(BRIEF):
Report the number of lines that hold the string "count". Leave out any other text.
─── DATA EXCERPTS ───
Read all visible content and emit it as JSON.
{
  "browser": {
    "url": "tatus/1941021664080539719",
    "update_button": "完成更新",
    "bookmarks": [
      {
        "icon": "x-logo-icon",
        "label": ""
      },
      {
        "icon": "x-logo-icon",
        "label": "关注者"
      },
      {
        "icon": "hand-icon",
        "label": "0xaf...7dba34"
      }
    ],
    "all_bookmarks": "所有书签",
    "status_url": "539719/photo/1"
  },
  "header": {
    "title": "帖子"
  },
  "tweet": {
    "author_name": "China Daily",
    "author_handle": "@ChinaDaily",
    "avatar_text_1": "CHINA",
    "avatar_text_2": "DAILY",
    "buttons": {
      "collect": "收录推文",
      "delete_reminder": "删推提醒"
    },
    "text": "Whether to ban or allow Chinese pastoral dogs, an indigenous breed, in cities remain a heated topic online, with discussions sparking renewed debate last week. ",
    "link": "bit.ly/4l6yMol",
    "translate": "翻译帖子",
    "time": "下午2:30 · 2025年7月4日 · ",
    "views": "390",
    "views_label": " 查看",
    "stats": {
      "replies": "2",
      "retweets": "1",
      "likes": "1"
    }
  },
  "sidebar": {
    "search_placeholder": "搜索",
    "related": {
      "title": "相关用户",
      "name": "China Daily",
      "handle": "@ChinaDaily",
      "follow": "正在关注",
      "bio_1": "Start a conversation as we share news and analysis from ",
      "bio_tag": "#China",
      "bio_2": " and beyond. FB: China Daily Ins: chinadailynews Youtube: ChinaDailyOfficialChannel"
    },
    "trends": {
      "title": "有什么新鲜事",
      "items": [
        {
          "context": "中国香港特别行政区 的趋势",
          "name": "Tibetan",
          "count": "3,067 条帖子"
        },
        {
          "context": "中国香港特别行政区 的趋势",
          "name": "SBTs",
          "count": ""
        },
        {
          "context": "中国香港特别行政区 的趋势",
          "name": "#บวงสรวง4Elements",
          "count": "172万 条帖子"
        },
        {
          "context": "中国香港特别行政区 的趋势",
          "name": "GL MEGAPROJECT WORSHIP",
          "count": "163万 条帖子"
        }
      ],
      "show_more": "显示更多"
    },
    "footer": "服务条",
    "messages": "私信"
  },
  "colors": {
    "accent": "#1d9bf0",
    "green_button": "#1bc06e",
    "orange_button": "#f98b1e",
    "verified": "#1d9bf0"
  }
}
───
(ANSWER TO THIS EXERCISE):
4